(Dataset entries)
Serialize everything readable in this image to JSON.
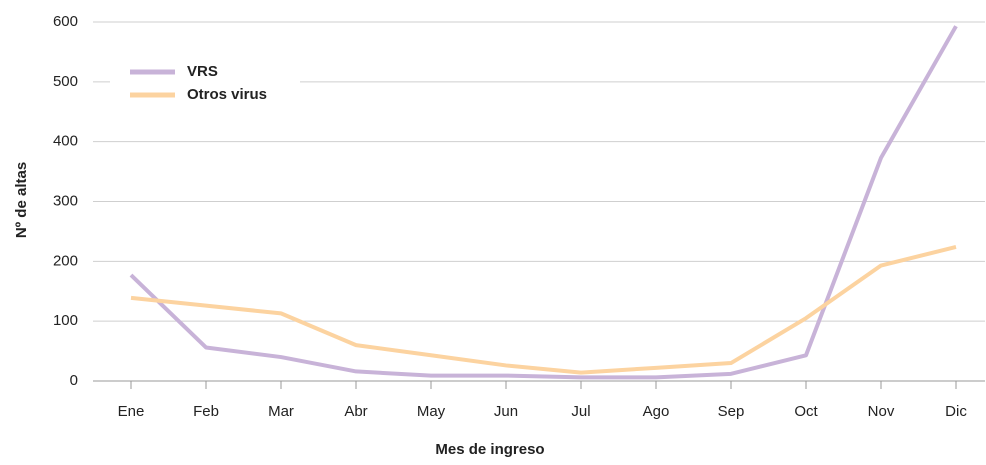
{
  "chart_data": {
    "type": "line",
    "x_label": "Mes de ingreso",
    "y_label": "Nº de altas",
    "categories": [
      "Ene",
      "Feb",
      "Mar",
      "Abr",
      "May",
      "Jun",
      "Jul",
      "Ago",
      "Sep",
      "Oct",
      "Nov",
      "Dic"
    ],
    "series": [
      {
        "name": "VRS",
        "color": "#c8b3d8",
        "values": [
          177,
          56,
          40,
          16,
          9,
          9,
          6,
          6,
          12,
          43,
          373,
          593
        ]
      },
      {
        "name": "Otros virus",
        "color": "#fcd3a0",
        "values": [
          139,
          126,
          113,
          60,
          43,
          26,
          14,
          22,
          30,
          105,
          193,
          224
        ]
      }
    ],
    "ylim": [
      0,
      600
    ],
    "yticks": [
      0,
      100,
      200,
      300,
      400,
      500,
      600
    ],
    "grid": true,
    "legend": "upper-left"
  }
}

• _Work task_
Output the lines above in full and exactly as given, omitting any pictures.

• _Written response_
Serialize everything readable in this image to JSON.
{
  "chart_data": {
    "type": "line",
    "x_label": "Mes de ingreso",
    "y_label": "Nº de altas",
    "categories": [
      "Ene",
      "Feb",
      "Mar",
      "Abr",
      "May",
      "Jun",
      "Jul",
      "Ago",
      "Sep",
      "Oct",
      "Nov",
      "Dic"
    ],
    "series": [
      {
        "name": "VRS",
        "color": "#c8b3d8",
        "values": [
          177,
          56,
          40,
          16,
          9,
          9,
          6,
          6,
          12,
          43,
          373,
          593
        ]
      },
      {
        "name": "Otros virus",
        "color": "#fcd3a0",
        "values": [
          139,
          126,
          113,
          60,
          43,
          26,
          14,
          22,
          30,
          105,
          193,
          224
        ]
      }
    ],
    "ylim": [
      0,
      600
    ],
    "yticks": [
      0,
      100,
      200,
      300,
      400,
      500,
      600
    ],
    "grid": true,
    "legend": "upper-left"
  }
}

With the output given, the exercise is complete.